Figure data in JSON
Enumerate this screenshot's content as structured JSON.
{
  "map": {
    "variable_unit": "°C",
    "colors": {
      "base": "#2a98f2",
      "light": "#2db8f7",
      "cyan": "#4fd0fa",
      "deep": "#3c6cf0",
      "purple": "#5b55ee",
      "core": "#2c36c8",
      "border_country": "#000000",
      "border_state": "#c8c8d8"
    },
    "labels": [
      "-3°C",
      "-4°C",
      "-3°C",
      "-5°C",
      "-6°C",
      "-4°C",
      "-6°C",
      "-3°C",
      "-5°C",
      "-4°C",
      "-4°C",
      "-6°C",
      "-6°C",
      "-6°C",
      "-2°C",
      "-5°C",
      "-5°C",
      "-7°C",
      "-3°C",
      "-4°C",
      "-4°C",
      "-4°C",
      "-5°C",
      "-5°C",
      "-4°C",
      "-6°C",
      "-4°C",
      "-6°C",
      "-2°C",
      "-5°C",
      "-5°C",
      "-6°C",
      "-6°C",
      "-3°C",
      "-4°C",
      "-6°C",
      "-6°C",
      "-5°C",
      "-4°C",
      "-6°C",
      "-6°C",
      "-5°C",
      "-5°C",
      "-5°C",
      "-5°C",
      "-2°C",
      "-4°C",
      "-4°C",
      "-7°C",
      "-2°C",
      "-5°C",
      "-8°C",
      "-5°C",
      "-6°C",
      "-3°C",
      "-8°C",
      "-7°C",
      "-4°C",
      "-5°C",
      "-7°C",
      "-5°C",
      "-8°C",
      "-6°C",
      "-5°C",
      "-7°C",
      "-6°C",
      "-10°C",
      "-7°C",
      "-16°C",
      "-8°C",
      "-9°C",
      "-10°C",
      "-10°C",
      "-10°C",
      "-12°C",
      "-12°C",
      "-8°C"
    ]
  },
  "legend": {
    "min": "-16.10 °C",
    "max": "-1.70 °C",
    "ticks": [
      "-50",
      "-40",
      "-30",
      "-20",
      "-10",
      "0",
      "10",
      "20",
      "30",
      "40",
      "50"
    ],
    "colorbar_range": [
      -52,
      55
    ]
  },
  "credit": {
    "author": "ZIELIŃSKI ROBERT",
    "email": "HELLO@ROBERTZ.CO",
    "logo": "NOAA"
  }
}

### [DIRECTIONS]
Copy out the data shown above without altering anything.

### [RESPONSE FOR THIS EXERCISE]
Enumerate this screenshot's content as structured JSON.
{
  "map": {
    "variable_unit": "°C",
    "colors": {
      "base": "#2a98f2",
      "light": "#2db8f7",
      "cyan": "#4fd0fa",
      "deep": "#3c6cf0",
      "purple": "#5b55ee",
      "core": "#2c36c8",
      "border_country": "#000000",
      "border_state": "#c8c8d8"
    },
    "labels": [
      "-3°C",
      "-4°C",
      "-3°C",
      "-5°C",
      "-6°C",
      "-4°C",
      "-6°C",
      "-3°C",
      "-5°C",
      "-4°C",
      "-4°C",
      "-6°C",
      "-6°C",
      "-6°C",
      "-2°C",
      "-5°C",
      "-5°C",
      "-7°C",
      "-3°C",
      "-4°C",
      "-4°C",
      "-4°C",
      "-5°C",
      "-5°C",
      "-4°C",
      "-6°C",
      "-4°C",
      "-6°C",
      "-2°C",
      "-5°C",
      "-5°C",
      "-6°C",
      "-6°C",
      "-3°C",
      "-4°C",
      "-6°C",
      "-6°C",
      "-5°C",
      "-4°C",
      "-6°C",
      "-6°C",
      "-5°C",
      "-5°C",
      "-5°C",
      "-5°C",
      "-2°C",
      "-4°C",
      "-4°C",
      "-7°C",
      "-2°C",
      "-5°C",
      "-8°C",
      "-5°C",
      "-6°C",
      "-3°C",
      "-8°C",
      "-7°C",
      "-4°C",
      "-5°C",
      "-7°C",
      "-5°C",
      "-8°C",
      "-6°C",
      "-5°C",
      "-7°C",
      "-6°C",
      "-10°C",
      "-7°C",
      "-16°C",
      "-8°C",
      "-9°C",
      "-10°C",
      "-10°C",
      "-10°C",
      "-12°C",
      "-12°C",
      "-8°C"
    ]
  },
  "legend": {
    "min": "-16.10 °C",
    "max": "-1.70 °C",
    "ticks": [
      "-50",
      "-40",
      "-30",
      "-20",
      "-10",
      "0",
      "10",
      "20",
      "30",
      "40",
      "50"
    ],
    "colorbar_range": [
      -52,
      55
    ]
  },
  "credit": {
    "author": "ZIELIŃSKI ROBERT",
    "email": "HELLO@ROBERTZ.CO",
    "logo": "NOAA"
  }
}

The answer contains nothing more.